_WHAT TO PRODUCE_
All of the entries must be reproduced exactly, with no images carried over.

Dataset records
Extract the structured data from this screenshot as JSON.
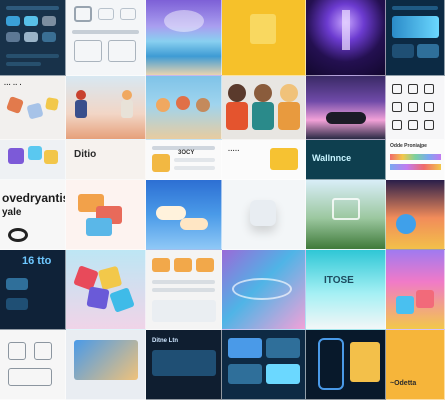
{
  "collage": {
    "caption_1": "ovedryantis",
    "caption_2": "yale",
    "caption_3": "Ditio",
    "caption_4": "Wallnnce",
    "caption_5": "Odde Proniajpe",
    "caption_6": "16 tto",
    "caption_7": "~Odetta",
    "caption_8": "ITOSE",
    "caption_9": "3OCY",
    "caption_10": "Ditne Ltn"
  }
}
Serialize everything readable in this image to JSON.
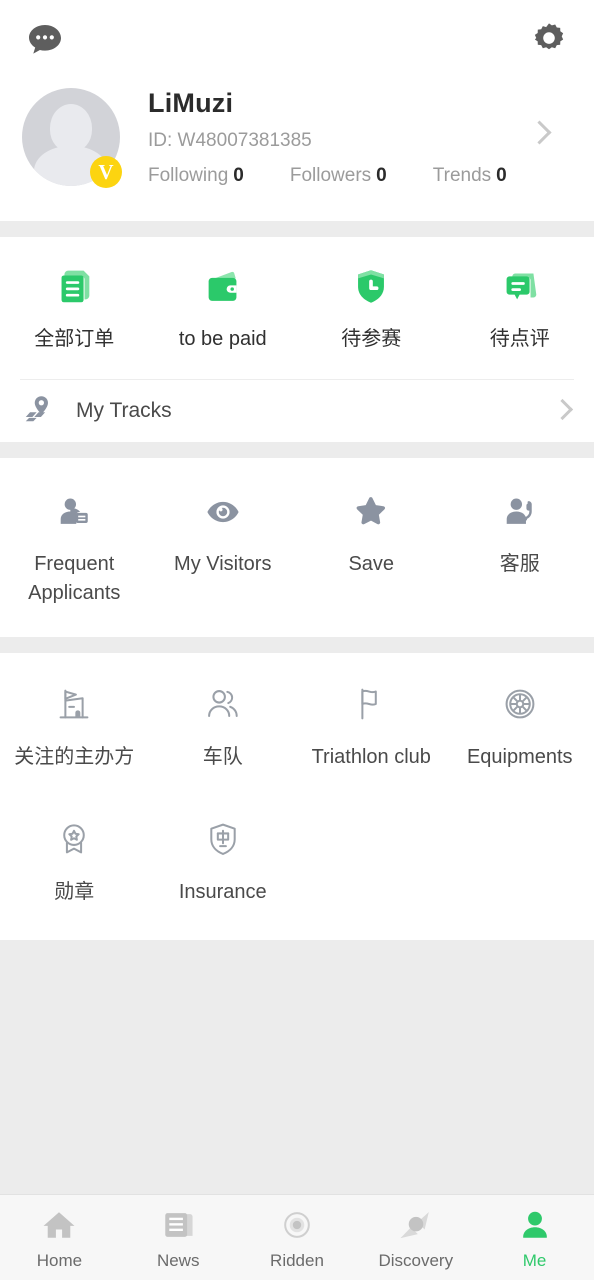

_TASK OUTPUT_
Extract the structured data from this screenshot as JSON.
{
  "collage": {
    "caption_1": "ovedryantis",
    "caption_2": "yale",
    "caption_3": "Ditio",
    "caption_4": "Wallnnce",
    "caption_5": "Odde Proniajpe",
    "caption_6": "16 tto",
    "caption_7": "~Odetta",
    "caption_8": "ITOSE",
    "caption_9": "3OCY",
    "caption_10": "Ditne Ltn"
  }
}
Serialize everything readable in this image to JSON.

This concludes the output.